Rows from a figure dataset
────────────────
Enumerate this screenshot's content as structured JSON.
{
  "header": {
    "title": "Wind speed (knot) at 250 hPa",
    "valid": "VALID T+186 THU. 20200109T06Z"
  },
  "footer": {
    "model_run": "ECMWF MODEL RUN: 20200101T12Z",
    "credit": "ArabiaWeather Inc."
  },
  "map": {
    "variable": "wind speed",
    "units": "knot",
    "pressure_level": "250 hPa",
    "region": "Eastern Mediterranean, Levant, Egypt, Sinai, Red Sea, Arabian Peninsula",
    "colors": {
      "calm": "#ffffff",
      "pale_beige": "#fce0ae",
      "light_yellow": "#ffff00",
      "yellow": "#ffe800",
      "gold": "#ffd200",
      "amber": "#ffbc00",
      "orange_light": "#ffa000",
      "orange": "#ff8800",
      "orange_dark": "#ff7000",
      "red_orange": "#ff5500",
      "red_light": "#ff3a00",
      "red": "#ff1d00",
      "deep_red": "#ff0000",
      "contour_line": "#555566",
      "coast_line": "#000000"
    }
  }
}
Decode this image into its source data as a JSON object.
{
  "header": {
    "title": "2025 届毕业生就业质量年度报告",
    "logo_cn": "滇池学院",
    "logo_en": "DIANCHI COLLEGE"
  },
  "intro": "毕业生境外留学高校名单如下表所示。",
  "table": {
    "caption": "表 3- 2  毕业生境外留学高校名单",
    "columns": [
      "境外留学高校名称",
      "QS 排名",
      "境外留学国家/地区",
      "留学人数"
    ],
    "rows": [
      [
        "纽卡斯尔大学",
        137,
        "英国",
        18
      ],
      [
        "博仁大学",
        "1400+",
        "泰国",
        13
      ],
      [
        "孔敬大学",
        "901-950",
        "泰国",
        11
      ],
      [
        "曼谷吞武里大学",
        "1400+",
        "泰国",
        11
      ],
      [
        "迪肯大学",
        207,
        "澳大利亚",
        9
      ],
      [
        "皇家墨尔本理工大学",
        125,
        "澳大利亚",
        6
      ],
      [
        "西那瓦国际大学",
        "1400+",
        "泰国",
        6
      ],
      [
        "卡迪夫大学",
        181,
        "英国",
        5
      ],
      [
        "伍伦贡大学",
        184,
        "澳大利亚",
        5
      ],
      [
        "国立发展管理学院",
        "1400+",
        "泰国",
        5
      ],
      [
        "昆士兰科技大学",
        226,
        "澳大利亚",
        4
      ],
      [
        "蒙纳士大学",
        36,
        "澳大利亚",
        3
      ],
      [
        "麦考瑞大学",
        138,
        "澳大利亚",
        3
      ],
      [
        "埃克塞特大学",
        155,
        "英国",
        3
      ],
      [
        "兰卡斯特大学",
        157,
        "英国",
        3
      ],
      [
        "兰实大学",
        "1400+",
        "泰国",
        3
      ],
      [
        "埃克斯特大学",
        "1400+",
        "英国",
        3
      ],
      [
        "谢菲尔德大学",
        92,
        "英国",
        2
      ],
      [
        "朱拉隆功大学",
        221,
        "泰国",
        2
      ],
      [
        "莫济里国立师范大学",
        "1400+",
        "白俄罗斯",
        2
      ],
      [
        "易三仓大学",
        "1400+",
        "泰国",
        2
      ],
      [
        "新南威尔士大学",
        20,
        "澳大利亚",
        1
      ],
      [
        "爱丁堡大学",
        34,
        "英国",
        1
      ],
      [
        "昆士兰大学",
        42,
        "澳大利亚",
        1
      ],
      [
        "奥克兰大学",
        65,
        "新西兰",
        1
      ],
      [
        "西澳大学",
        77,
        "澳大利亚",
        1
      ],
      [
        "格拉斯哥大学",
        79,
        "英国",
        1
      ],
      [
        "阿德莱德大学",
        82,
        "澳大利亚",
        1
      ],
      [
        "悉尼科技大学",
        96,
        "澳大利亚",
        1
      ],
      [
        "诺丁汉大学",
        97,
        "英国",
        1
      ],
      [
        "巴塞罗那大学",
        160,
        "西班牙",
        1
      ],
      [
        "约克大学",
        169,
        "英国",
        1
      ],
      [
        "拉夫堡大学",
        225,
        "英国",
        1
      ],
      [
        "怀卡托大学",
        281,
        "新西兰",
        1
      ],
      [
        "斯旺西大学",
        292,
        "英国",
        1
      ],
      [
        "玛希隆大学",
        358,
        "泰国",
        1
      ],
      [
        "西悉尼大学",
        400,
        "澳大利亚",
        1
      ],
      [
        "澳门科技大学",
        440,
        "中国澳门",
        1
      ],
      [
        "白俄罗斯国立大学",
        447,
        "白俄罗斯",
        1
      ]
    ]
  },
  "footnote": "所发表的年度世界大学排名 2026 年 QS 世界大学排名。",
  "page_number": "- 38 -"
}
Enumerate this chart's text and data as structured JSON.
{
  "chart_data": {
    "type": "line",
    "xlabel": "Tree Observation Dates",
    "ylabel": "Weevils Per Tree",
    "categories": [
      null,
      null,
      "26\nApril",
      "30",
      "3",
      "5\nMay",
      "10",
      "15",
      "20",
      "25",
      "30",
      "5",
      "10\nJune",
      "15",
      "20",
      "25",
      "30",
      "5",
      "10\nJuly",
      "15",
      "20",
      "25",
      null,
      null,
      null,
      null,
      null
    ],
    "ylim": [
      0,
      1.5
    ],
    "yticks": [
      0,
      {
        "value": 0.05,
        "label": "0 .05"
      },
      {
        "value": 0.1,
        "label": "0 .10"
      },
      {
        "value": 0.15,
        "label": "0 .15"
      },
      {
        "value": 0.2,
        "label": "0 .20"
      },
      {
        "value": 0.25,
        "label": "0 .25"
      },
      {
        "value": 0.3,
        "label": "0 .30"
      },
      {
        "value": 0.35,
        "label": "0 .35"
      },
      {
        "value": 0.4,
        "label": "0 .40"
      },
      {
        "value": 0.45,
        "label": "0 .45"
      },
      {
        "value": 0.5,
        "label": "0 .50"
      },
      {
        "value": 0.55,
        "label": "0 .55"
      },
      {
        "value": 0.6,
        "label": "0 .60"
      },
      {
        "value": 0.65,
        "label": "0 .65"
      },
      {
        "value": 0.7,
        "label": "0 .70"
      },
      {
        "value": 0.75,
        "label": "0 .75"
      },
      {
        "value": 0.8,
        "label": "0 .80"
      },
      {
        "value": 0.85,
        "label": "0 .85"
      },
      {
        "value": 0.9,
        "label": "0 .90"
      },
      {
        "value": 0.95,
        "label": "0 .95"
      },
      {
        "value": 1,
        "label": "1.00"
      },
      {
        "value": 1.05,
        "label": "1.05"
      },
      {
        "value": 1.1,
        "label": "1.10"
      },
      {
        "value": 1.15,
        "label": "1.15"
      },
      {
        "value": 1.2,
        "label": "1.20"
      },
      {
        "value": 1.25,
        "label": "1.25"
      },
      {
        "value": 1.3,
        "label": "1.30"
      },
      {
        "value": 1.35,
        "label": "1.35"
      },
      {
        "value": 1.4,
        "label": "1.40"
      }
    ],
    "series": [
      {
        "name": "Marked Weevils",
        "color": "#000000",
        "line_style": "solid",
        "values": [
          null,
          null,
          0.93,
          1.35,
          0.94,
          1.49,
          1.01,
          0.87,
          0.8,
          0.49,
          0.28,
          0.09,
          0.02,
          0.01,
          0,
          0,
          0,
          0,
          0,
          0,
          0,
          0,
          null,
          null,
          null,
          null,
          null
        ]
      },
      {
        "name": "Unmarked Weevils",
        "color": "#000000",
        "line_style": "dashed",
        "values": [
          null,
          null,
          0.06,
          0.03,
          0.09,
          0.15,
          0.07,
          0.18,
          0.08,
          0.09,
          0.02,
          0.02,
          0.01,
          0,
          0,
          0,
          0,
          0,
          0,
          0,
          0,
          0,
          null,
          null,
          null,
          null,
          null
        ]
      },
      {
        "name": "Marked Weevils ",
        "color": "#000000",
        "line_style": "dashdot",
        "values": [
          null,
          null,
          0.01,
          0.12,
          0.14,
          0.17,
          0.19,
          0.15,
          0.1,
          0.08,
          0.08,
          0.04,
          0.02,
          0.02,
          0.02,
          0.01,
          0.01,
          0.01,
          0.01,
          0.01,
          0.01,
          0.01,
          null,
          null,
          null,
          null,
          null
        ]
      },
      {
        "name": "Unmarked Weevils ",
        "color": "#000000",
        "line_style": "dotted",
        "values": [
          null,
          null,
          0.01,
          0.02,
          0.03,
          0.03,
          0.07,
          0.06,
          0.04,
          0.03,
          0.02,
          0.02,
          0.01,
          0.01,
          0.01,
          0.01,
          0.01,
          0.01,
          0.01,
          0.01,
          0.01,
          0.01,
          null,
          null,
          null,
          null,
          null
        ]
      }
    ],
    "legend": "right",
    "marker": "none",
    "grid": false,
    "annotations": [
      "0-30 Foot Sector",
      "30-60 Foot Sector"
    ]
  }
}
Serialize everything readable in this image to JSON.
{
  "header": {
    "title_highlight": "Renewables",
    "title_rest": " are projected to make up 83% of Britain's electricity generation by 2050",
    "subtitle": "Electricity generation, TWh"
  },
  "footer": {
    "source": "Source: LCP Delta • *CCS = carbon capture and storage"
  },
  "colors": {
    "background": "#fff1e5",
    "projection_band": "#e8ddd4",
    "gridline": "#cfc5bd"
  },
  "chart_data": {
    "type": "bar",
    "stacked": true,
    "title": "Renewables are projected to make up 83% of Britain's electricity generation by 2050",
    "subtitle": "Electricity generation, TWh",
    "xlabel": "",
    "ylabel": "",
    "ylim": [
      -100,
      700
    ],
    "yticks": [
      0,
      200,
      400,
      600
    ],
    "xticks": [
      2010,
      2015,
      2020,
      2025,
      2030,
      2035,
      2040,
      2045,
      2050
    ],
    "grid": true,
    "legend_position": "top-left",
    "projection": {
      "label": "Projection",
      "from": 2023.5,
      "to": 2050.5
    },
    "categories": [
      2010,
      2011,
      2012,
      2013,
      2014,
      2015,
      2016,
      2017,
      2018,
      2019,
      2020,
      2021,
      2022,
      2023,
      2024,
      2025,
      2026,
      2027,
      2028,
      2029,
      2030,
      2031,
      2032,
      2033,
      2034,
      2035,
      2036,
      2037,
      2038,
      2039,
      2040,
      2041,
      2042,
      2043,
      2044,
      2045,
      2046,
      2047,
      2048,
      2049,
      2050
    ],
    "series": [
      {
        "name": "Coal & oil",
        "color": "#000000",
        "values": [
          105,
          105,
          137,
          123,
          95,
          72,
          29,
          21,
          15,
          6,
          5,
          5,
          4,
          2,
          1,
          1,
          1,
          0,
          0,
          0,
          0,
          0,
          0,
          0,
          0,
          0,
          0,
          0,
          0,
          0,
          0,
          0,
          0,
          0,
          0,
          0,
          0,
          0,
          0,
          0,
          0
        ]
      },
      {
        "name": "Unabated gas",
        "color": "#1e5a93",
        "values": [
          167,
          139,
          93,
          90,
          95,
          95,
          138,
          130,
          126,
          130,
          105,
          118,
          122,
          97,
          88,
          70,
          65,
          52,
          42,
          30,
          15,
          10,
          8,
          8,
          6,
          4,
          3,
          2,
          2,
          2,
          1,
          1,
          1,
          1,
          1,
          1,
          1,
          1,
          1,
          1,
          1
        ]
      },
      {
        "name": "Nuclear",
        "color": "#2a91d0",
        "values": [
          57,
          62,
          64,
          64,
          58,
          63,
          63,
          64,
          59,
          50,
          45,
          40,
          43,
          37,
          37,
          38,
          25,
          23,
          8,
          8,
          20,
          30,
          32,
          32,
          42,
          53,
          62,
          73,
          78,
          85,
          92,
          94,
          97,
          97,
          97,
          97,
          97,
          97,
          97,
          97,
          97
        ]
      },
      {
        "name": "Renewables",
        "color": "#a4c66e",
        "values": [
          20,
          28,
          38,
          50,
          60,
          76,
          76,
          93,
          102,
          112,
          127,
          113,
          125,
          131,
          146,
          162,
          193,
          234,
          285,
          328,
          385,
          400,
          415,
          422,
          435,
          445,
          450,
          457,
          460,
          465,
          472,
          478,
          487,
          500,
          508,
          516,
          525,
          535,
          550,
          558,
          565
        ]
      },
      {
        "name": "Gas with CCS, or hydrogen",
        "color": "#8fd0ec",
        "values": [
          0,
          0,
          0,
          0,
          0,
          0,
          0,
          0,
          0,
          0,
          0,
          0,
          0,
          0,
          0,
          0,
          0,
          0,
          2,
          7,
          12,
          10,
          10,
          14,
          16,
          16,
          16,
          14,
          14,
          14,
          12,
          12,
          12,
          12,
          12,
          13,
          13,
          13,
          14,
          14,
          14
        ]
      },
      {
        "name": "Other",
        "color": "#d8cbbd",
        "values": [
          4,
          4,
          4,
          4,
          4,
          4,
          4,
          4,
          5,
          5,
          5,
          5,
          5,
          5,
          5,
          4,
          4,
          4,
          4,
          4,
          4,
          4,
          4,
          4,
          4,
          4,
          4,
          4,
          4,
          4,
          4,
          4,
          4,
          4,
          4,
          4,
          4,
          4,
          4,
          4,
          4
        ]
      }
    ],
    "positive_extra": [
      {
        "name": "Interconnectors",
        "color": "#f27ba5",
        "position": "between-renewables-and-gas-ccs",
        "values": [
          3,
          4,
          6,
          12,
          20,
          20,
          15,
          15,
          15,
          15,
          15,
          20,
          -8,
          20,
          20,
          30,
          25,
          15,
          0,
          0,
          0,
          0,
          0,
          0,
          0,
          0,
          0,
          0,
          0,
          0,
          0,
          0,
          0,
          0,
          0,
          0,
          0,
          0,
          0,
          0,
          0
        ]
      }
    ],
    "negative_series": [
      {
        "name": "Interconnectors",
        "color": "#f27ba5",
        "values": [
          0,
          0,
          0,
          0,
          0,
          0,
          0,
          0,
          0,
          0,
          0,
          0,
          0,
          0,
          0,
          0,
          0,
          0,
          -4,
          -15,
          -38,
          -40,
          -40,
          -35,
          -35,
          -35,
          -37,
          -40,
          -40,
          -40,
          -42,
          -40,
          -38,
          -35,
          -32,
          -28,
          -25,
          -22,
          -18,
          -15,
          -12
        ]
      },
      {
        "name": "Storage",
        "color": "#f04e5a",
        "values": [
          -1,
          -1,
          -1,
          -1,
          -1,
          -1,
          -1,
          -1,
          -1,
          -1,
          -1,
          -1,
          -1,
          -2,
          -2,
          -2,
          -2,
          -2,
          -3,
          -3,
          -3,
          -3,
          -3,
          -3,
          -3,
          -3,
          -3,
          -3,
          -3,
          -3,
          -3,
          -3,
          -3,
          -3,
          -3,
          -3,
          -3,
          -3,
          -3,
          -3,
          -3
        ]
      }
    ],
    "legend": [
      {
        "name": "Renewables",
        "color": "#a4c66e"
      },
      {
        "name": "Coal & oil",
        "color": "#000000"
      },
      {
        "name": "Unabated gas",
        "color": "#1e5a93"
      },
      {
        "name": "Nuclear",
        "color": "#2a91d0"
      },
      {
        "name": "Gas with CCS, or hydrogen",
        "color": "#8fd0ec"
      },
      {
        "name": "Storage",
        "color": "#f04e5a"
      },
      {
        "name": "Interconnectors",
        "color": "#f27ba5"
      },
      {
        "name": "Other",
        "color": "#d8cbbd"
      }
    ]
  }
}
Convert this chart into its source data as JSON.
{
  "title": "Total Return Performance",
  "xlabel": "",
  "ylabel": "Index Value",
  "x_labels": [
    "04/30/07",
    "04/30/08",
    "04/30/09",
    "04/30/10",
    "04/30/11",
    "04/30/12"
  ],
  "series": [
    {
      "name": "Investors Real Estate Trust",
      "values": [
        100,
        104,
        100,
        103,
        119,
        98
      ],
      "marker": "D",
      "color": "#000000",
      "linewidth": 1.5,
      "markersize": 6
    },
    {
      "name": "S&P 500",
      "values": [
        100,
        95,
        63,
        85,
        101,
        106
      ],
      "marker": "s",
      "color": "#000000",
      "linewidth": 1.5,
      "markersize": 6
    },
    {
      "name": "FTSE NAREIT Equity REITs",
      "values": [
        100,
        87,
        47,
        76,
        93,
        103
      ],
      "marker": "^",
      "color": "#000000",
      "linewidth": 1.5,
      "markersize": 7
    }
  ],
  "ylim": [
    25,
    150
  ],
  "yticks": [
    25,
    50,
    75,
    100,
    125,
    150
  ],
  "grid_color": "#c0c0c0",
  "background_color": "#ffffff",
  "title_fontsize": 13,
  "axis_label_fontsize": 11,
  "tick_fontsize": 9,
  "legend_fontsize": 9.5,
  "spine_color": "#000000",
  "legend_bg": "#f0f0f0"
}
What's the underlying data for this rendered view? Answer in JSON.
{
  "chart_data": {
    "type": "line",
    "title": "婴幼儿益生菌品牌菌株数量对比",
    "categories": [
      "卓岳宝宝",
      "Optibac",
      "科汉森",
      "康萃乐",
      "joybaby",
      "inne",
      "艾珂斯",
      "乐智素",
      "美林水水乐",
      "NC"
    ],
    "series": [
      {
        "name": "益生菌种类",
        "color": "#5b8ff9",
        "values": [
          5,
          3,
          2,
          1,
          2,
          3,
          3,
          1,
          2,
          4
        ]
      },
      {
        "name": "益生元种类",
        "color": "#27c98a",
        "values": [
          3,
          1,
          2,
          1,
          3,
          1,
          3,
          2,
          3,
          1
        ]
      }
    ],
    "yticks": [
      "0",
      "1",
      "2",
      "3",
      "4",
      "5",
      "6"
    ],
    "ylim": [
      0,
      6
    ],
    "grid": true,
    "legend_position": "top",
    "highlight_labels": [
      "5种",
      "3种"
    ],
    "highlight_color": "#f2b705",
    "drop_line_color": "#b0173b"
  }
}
────────────────
Count every line of the records that holds the string "JSON". Write only the total.

6